* [Task statement] Reproduce the records that follow in full, excluding any picture they contain.

* [Source data]
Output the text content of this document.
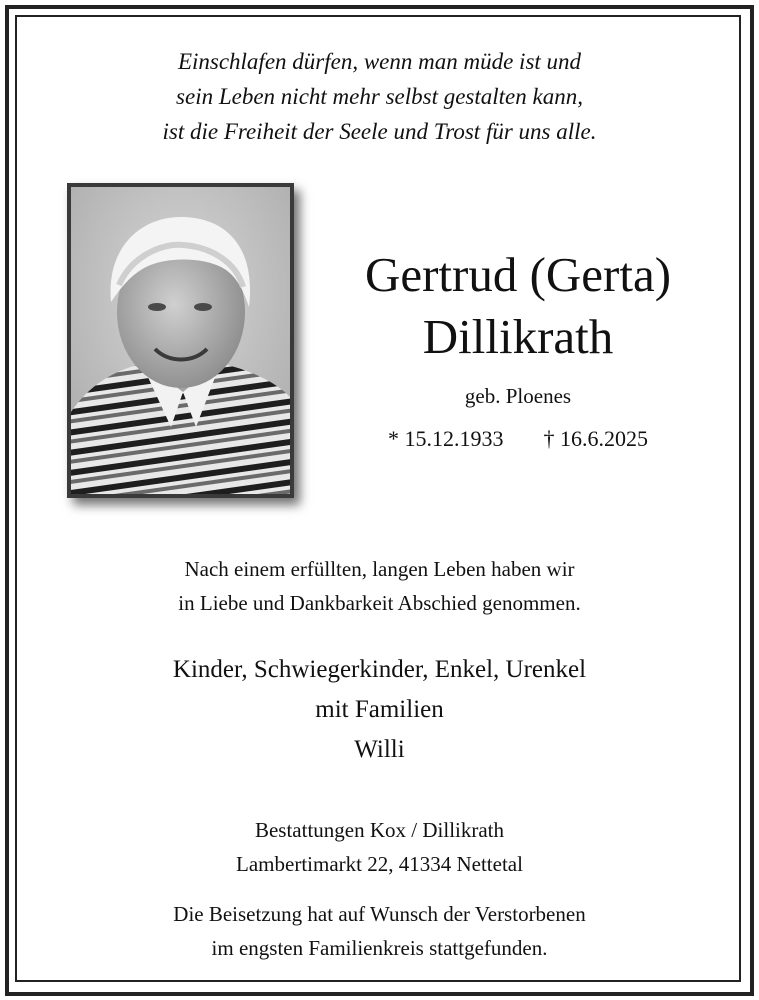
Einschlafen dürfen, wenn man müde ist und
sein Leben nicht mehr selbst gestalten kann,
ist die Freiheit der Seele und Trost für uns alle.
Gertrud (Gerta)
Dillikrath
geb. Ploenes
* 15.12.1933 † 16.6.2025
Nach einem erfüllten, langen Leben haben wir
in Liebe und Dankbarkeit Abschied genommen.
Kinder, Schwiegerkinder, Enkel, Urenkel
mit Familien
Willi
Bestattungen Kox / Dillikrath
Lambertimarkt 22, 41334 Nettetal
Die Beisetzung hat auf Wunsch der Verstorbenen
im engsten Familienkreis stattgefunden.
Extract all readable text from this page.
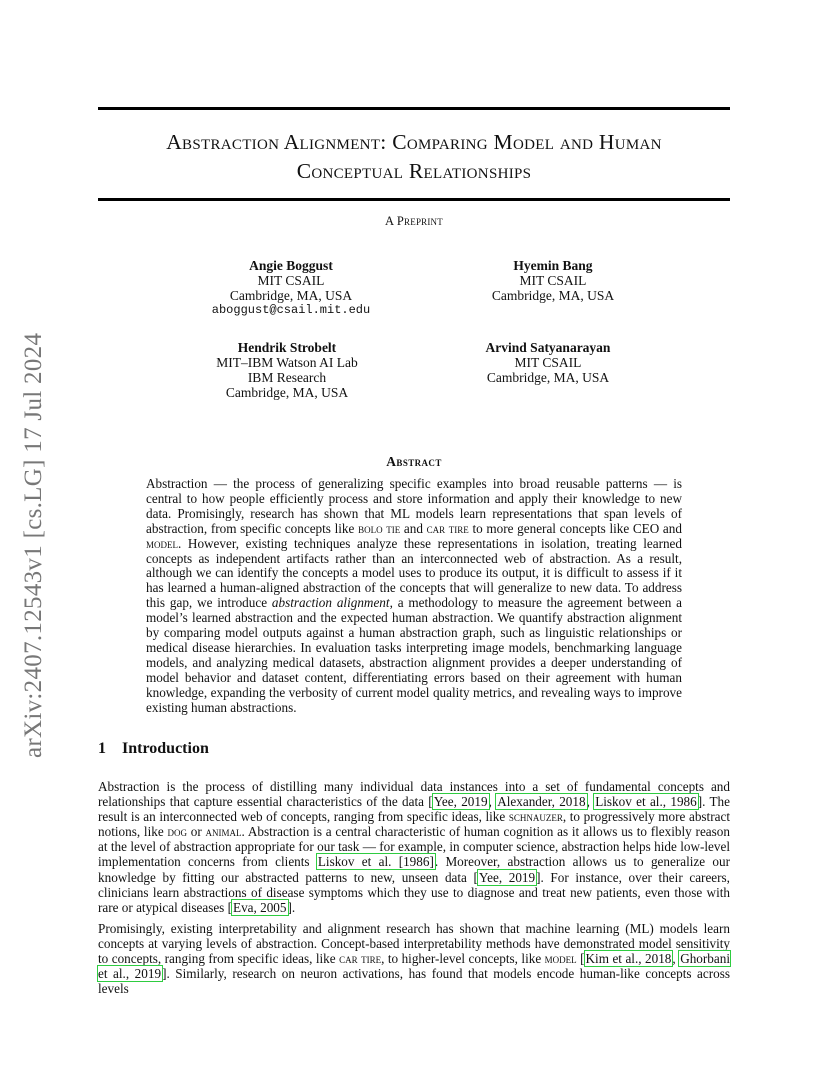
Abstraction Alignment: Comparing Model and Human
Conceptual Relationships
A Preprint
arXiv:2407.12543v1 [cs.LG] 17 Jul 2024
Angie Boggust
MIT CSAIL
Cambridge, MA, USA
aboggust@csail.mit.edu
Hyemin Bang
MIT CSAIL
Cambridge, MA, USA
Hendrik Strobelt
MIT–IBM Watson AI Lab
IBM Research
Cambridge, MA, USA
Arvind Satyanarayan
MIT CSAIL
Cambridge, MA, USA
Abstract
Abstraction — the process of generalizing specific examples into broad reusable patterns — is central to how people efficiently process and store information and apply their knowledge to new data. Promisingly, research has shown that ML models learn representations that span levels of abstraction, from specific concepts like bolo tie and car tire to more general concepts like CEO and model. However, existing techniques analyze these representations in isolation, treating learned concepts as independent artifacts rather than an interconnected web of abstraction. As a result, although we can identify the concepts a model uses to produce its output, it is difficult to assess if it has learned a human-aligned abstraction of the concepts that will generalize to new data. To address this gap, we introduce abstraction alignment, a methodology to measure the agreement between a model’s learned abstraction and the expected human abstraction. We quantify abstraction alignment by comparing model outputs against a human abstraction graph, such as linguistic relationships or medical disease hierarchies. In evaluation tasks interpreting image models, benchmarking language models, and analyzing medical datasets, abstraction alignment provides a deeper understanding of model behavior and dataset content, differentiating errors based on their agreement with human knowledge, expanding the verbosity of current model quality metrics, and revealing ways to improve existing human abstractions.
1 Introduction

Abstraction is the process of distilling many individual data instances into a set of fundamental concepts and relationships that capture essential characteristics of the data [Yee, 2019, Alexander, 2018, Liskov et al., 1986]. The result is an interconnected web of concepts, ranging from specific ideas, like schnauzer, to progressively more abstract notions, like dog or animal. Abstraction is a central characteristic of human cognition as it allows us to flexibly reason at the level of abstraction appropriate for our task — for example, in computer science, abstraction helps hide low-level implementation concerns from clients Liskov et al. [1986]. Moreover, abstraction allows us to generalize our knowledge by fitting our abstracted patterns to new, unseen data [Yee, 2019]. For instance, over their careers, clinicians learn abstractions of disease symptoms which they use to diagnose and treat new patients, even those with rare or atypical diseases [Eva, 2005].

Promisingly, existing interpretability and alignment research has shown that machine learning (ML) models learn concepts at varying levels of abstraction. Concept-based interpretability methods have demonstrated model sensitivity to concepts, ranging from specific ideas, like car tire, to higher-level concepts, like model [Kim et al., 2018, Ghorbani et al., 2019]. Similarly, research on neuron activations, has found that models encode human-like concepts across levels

* [Written reply]
Output the text content of this document.
Einschlafen dürfen, wenn man müde ist und
sein Leben nicht mehr selbst gestalten kann,
ist die Freiheit der Seele und Trost für uns alle.
Gertrud (Gerta)
Dillikrath
geb. Ploenes
* 15.12.1933 † 16.6.2025
Nach einem erfüllten, langen Leben haben wir
in Liebe und Dankbarkeit Abschied genommen.
Kinder, Schwiegerkinder, Enkel, Urenkel
mit Familien
Willi
Bestattungen Kox / Dillikrath
Lambertimarkt 22, 41334 Nettetal
Die Beisetzung hat auf Wunsch der Verstorbenen
im engsten Familienkreis stattgefunden.
Extract all readable text from this page.
Abstraction Alignment: Comparing Model and Human
Conceptual Relationships
A Preprint
arXiv:2407.12543v1 [cs.LG] 17 Jul 2024
Angie Boggust
MIT CSAIL
Cambridge, MA, USA
aboggust@csail.mit.edu
Hyemin Bang
MIT CSAIL
Cambridge, MA, USA
Hendrik Strobelt
MIT–IBM Watson AI Lab
IBM Research
Cambridge, MA, USA
Arvind Satyanarayan
MIT CSAIL
Cambridge, MA, USA
Abstract
Abstraction — the process of generalizing specific examples into broad reusable patterns — is central to how people efficiently process and store information and apply their knowledge to new data. Promisingly, research has shown that ML models learn representations that span levels of abstraction, from specific concepts like bolo tie and car tire to more general concepts like CEO and model. However, existing techniques analyze these representations in isolation, treating learned concepts as independent artifacts rather than an interconnected web of abstraction. As a result, although we can identify the concepts a model uses to produce its output, it is difficult to assess if it has learned a human-aligned abstraction of the concepts that will generalize to new data. To address this gap, we introduce abstraction alignment, a methodology to measure the agreement between a model’s learned abstraction and the expected human abstraction. We quantify abstraction alignment by comparing model outputs against a human abstraction graph, such as linguistic relationships or medical disease hierarchies. In evaluation tasks interpreting image models, benchmarking language models, and analyzing medical datasets, abstraction alignment provides a deeper understanding of model behavior and dataset content, differentiating errors based on their agreement with human knowledge, expanding the verbosity of current model quality metrics, and revealing ways to improve existing human abstractions.
1 Introduction

Abstraction is the process of distilling many individual data instances into a set of fundamental concepts and relationships that capture essential characteristics of the data [Yee, 2019, Alexander, 2018, Liskov et al., 1986]. The result is an interconnected web of concepts, ranging from specific ideas, like schnauzer, to progressively more abstract notions, like dog or animal. Abstraction is a central characteristic of human cognition as it allows us to flexibly reason at the level of abstraction appropriate for our task — for example, in computer science, abstraction helps hide low-level implementation concerns from clients Liskov et al. [1986]. Moreover, abstraction allows us to generalize our knowledge by fitting our abstracted patterns to new, unseen data [Yee, 2019]. For instance, over their careers, clinicians learn abstractions of disease symptoms which they use to diagnose and treat new patients, even those with rare or atypical diseases [Eva, 2005].

Promisingly, existing interpretability and alignment research has shown that machine learning (ML) models learn concepts at varying levels of abstraction. Concept-based interpretability methods have demonstrated model sensitivity to concepts, ranging from specific ideas, like car tire, to higher-level concepts, like model [Kim et al., 2018, Ghorbani et al., 2019]. Similarly, research on neuron activations, has found that models encode human-like concepts across levels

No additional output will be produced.